Source records
====

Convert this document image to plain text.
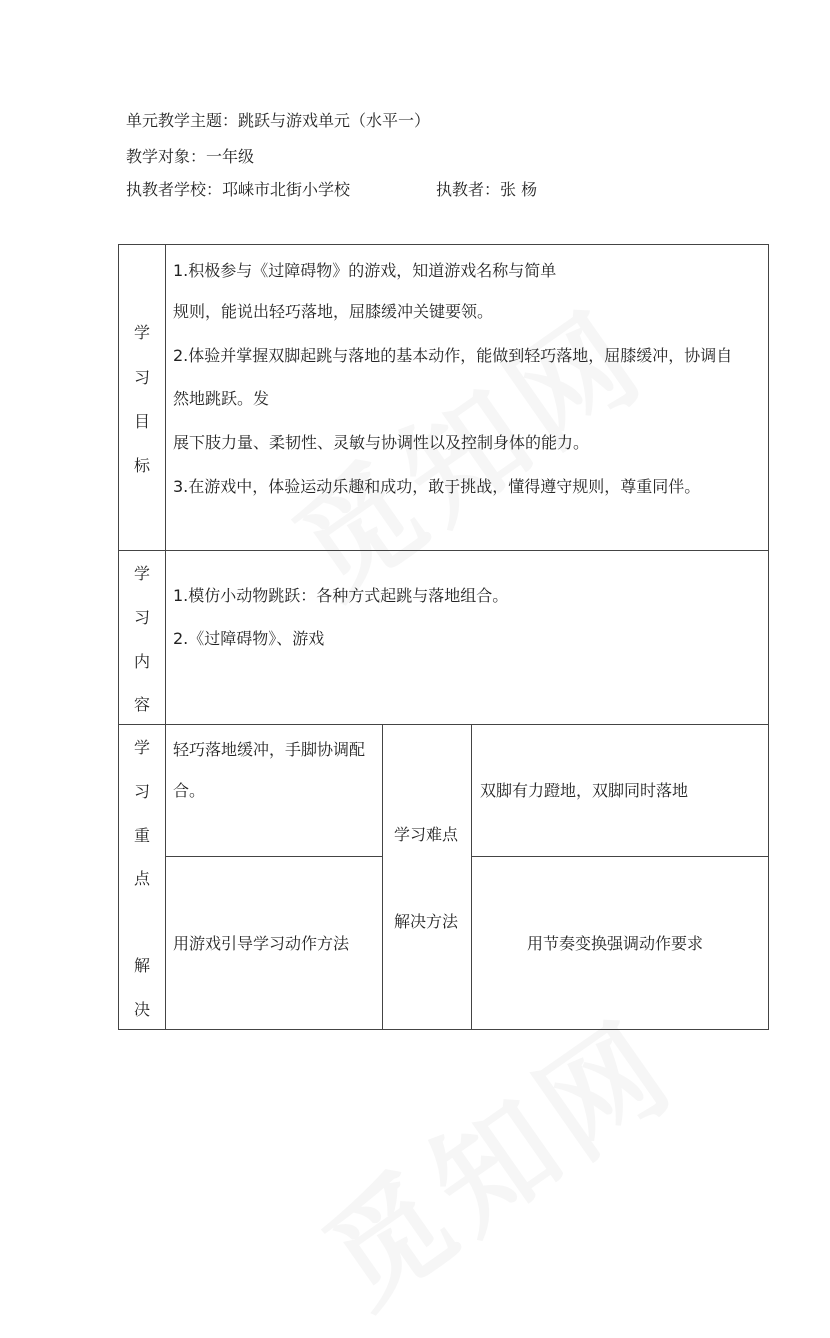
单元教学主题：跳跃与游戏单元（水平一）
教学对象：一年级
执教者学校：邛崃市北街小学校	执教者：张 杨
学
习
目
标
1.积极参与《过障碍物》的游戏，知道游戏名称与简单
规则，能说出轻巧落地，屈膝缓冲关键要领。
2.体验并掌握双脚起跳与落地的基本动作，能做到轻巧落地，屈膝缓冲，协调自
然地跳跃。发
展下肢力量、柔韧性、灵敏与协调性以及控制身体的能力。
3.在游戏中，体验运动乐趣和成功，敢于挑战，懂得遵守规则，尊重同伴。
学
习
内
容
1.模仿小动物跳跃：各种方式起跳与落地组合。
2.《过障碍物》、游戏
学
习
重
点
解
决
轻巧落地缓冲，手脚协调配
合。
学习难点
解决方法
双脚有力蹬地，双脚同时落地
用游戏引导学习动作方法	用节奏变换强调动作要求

====

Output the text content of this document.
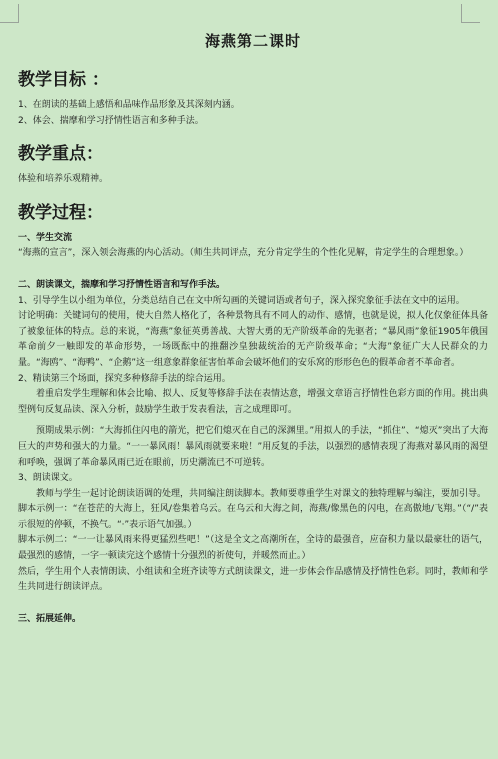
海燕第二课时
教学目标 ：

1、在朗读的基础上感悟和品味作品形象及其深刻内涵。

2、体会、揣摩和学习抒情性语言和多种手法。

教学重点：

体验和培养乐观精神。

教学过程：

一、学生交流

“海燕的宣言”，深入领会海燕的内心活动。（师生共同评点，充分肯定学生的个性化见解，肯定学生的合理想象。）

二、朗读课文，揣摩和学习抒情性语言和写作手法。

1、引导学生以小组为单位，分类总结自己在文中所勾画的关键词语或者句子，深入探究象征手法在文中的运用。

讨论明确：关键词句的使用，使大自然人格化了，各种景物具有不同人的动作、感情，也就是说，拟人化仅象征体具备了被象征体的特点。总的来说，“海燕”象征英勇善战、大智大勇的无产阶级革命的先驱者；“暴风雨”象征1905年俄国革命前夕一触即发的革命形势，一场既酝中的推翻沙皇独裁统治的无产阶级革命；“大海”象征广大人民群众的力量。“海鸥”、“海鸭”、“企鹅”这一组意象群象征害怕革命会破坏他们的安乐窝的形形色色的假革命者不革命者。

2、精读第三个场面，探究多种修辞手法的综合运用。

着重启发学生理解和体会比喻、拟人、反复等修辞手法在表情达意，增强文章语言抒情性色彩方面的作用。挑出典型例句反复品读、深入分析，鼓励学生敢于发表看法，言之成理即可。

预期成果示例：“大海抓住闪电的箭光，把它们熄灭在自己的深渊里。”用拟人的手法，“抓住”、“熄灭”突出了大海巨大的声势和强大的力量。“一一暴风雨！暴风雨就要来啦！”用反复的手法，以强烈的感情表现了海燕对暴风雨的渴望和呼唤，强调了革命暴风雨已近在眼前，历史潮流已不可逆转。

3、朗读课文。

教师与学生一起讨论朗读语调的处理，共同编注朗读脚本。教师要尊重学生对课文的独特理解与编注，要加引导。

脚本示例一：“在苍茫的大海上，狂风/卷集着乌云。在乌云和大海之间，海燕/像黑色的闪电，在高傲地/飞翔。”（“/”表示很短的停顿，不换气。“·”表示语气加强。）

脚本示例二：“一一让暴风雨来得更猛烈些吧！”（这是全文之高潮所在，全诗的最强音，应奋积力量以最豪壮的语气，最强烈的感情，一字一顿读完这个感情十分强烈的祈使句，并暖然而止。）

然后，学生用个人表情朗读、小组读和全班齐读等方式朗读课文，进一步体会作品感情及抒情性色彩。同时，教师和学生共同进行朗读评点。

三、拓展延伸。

====

= Task instructions =
Identify each line containing the string "this" and copy it out.

= Answer below =
Convert this document image to plain text.
Output the text content of this document.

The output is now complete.